** Exercise aim **
Set down, word for word, the passage of the forum thread below from "This reply has" to "in the sand.".

SexualHarrassmentPandaPop · 26/09/2011 21:05

I didn't personally see it as a risk. I have a fair bit of faith in the strength of my relationship with dh and, without going into unnecessary detail, we have been through worse than me giving up work!
We also have savings put away for if dh did lose his job.

stripeytiger · 26/09/2011 21:11

Haven't had time to read all the posts on the this thread, but OP if you're still around -
I've been a working mum and SAHM. For me it's all mood related - when I was at work I wanted to be at home and vice versa. When in a good mood I liked working, when feeling a bit crap - absolutely hated it and wanted to be at home with dcs.
Now I've been a SAHM for about 2.5 years. Have days when I'm bored out of my skull and would love to be in an office - but then have days when i'm so bloody glad i'm out of that bitchy back biting, time pressured environment.

Do yourself a favour and savour each day of whatever your life is at the moment, don't feel guilty or feel you have to justify your way of life to anyone else. No-one knows what lies around the corner so enjoy every minute. If you are mostly happy with your lot, your dcs are happy then tune out to any negative comments you hear or read.

Riveninabingle · 26/09/2011 21:25

This reply has been deleted

Message withdrawn at poster's request.

NYCorLondon · 26/09/2011 21:31

laptoplover - absolutely the same goes for men. but it's usually women...

shpp - great that things are going well for you. giving up work isn't the trigger (I never said that) - things can go wrong even in the best relationship so to deny risk is put your head in the sand.

jellybeans · 26/09/2011 21:31

I know SAH is a risk but I am willing to take it because i don't think anything could be better than time with my kids while they are young. I've been through many losses before having them which made me see even more what is important in life-to me. Additionally DH gets to do what he wants-a job with odd hours. We both get what we want; we're happy, kids happy. I tried working and it wasn't for us at this point in time. I don't think SAH is for everyone though! But for me it is. I am studying (OU) and volunteer in case I ever need or want to get a job and for something to do for my self.

(Document layout detection data)
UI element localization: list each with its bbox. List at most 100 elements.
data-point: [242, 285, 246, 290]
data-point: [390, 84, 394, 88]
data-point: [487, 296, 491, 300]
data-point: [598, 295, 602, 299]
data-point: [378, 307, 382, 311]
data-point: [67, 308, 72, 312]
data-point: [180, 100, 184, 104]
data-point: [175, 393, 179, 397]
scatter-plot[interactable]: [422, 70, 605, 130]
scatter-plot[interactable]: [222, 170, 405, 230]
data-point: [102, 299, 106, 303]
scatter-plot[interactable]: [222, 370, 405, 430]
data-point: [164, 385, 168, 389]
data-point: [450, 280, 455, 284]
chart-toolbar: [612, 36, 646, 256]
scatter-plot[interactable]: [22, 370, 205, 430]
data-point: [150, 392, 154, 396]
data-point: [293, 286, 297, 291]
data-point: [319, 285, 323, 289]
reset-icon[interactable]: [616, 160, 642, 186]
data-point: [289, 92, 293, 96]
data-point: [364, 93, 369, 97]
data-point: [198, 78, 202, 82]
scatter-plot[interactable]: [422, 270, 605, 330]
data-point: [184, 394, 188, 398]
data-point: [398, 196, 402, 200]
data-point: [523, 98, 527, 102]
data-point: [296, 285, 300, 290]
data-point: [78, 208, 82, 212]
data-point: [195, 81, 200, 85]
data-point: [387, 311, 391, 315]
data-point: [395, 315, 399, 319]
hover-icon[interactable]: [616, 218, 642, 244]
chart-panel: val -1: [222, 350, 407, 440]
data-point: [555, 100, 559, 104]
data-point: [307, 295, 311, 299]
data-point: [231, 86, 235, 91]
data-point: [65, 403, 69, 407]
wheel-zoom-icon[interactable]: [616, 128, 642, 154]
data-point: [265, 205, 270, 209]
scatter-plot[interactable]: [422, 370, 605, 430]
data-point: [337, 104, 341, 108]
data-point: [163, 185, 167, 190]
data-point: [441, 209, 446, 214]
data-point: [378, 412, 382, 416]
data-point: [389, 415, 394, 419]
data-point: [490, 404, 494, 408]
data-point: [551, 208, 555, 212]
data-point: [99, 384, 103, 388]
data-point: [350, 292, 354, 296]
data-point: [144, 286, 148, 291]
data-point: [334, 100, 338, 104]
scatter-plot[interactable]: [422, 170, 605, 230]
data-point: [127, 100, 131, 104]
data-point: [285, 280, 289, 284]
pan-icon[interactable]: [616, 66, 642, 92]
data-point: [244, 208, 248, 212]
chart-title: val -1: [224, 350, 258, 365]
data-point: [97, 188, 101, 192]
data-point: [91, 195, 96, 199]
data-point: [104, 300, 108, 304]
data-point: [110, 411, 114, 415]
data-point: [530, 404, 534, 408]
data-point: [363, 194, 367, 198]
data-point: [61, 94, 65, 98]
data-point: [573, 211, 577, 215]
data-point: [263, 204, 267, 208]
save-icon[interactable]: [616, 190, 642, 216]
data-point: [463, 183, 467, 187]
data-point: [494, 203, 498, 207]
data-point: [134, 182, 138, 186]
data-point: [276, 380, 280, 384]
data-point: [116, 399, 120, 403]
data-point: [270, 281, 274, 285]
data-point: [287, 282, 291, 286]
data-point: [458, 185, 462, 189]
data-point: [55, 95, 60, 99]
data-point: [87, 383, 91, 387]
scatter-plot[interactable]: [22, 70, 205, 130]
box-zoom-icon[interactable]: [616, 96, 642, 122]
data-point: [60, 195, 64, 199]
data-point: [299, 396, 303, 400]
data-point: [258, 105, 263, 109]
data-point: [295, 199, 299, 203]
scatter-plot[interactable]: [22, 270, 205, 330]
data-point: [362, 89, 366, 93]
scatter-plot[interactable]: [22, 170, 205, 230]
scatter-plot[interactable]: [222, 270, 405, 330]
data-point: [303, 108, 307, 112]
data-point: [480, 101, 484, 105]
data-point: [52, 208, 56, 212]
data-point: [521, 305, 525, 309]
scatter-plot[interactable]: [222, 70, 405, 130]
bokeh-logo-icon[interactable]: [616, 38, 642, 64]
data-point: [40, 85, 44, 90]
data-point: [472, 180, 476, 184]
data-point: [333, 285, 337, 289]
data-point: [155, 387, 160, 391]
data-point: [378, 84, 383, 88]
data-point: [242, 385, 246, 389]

** Task response **
This reply has been deleted

Message withdrawn at poster's request.

NYCorLondon · 26/09/2011 21:31

laptoplover - absolutely the same goes for men. but it's usually women...

shpp - great that things are going well for you. giving up work isn't the trigger (I never said that) - things can go wrong even in the best relationship so to deny risk is put your head in the sand.